* _AIM_
Each entry below must be repeated word for word.

— Start of RECORDS FOR THIS TASK —

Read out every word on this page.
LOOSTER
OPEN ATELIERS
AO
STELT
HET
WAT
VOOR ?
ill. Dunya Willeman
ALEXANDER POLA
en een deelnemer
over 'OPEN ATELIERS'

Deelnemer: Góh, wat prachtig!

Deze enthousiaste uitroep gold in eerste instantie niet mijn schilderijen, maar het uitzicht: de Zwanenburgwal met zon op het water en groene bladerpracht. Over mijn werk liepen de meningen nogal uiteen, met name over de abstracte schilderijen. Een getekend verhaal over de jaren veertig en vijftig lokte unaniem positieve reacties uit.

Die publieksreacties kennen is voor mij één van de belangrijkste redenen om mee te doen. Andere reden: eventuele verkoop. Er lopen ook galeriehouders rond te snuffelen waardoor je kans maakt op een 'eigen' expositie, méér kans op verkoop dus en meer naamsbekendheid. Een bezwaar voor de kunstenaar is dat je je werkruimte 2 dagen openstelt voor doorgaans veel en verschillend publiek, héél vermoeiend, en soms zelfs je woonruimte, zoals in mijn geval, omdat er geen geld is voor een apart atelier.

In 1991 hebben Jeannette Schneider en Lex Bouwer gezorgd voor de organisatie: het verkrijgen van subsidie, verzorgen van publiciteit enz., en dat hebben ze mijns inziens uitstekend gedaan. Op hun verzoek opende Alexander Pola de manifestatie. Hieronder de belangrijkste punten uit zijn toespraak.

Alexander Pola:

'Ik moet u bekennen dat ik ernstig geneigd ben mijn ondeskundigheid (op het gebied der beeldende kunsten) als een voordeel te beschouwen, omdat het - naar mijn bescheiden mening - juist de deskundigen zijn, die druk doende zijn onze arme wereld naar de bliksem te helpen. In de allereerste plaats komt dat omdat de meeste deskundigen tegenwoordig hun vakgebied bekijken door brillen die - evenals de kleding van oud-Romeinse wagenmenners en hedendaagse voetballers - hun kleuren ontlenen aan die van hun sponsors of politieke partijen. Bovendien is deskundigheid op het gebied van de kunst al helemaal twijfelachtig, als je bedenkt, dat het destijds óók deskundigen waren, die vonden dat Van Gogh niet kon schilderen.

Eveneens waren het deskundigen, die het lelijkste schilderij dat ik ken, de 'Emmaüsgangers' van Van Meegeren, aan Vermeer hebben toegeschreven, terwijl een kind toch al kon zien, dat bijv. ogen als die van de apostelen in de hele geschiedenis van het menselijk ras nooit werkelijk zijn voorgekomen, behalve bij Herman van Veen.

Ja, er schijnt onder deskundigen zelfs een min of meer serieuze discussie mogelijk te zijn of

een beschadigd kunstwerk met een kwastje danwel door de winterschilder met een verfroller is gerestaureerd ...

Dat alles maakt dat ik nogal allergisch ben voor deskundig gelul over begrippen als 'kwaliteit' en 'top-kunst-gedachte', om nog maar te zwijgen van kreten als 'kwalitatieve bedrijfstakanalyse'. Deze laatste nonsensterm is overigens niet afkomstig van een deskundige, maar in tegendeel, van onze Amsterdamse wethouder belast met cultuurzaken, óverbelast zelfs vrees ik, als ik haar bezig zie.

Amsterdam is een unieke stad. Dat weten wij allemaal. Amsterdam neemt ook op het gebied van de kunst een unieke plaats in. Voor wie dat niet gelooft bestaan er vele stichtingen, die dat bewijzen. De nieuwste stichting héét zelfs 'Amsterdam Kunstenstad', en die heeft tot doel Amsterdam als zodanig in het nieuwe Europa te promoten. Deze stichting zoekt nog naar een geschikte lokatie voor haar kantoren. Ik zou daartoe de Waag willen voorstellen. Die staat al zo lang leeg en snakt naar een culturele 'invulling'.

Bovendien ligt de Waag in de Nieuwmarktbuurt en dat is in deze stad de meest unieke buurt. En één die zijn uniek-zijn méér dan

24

— End of RECORDS FOR THIS TASK —

* _ANSWER TO THE TASK_
Read out every word on this page.
LOOSTER
OPEN ATELIERS
AO
STELT
HET
WAT
VOOR ?
ill. Dunya Willeman
ALEXANDER POLA
en een deelnemer
over 'OPEN ATELIERS'

Deelnemer: Góh, wat prachtig!

Deze enthousiaste uitroep gold in eerste instantie niet mijn schilderijen, maar het uitzicht: de Zwanenburgwal met zon op het water en groene bladerpracht. Over mijn werk liepen de meningen nogal uiteen, met name over de abstracte schilderijen. Een getekend verhaal over de jaren veertig en vijftig lokte unaniem positieve reacties uit.

Die publieksreacties kennen is voor mij één van de belangrijkste redenen om mee te doen. Andere reden: eventuele verkoop. Er lopen ook galeriehouders rond te snuffelen waardoor je kans maakt op een 'eigen' expositie, méér kans op verkoop dus en meer naamsbekendheid. Een bezwaar voor de kunstenaar is dat je je werkruimte 2 dagen openstelt voor doorgaans veel en verschillend publiek, héél vermoeiend, en soms zelfs je woonruimte, zoals in mijn geval, omdat er geen geld is voor een apart atelier.

In 1991 hebben Jeannette Schneider en Lex Bouwer gezorgd voor de organisatie: het verkrijgen van subsidie, verzorgen van publiciteit enz., en dat hebben ze mijns inziens uitstekend gedaan. Op hun verzoek opende Alexander Pola de manifestatie. Hieronder de belangrijkste punten uit zijn toespraak.

Alexander Pola:

'Ik moet u bekennen dat ik ernstig geneigd ben mijn ondeskundigheid (op het gebied der beeldende kunsten) als een voordeel te beschouwen, omdat het - naar mijn bescheiden mening - juist de deskundigen zijn, die druk doende zijn onze arme wereld naar de bliksem te helpen. In de allereerste plaats komt dat omdat de meeste deskundigen tegenwoordig hun vakgebied bekijken door brillen die - evenals de kleding van oud-Romeinse wagenmenners en hedendaagse voetballers - hun kleuren ontlenen aan die van hun sponsors of politieke partijen. Bovendien is deskundigheid op het gebied van de kunst al helemaal twijfelachtig, als je bedenkt, dat het destijds óók deskundigen waren, die vonden dat Van Gogh niet kon schilderen.

Eveneens waren het deskundigen, die het lelijkste schilderij dat ik ken, de 'Emmaüsgangers' van Van Meegeren, aan Vermeer hebben toegeschreven, terwijl een kind toch al kon zien, dat bijv. ogen als die van de apostelen in de hele geschiedenis van het menselijk ras nooit werkelijk zijn voorgekomen, behalve bij Herman van Veen.

Ja, er schijnt onder deskundigen zelfs een min of meer serieuze discussie mogelijk te zijn of

een beschadigd kunstwerk met een kwastje danwel door de winterschilder met een verfroller is gerestaureerd ...

Dat alles maakt dat ik nogal allergisch ben voor deskundig gelul over begrippen als 'kwaliteit' en 'top-kunst-gedachte', om nog maar te zwijgen van kreten als 'kwalitatieve bedrijfstakanalyse'. Deze laatste nonsensterm is overigens niet afkomstig van een deskundige, maar in tegendeel, van onze Amsterdamse wethouder belast met cultuurzaken, óverbelast zelfs vrees ik, als ik haar bezig zie.

Amsterdam is een unieke stad. Dat weten wij allemaal. Amsterdam neemt ook op het gebied van de kunst een unieke plaats in. Voor wie dat niet gelooft bestaan er vele stichtingen, die dat bewijzen. De nieuwste stichting héét zelfs 'Amsterdam Kunstenstad', en die heeft tot doel Amsterdam als zodanig in het nieuwe Europa te promoten. Deze stichting zoekt nog naar een geschikte lokatie voor haar kantoren. Ik zou daartoe de Waag willen voorstellen. Die staat al zo lang leeg en snakt naar een culturele 'invulling'.

Bovendien ligt de Waag in de Nieuwmarktbuurt en dat is in deze stad de meest unieke buurt. En één die zijn uniek-zijn méér dan

24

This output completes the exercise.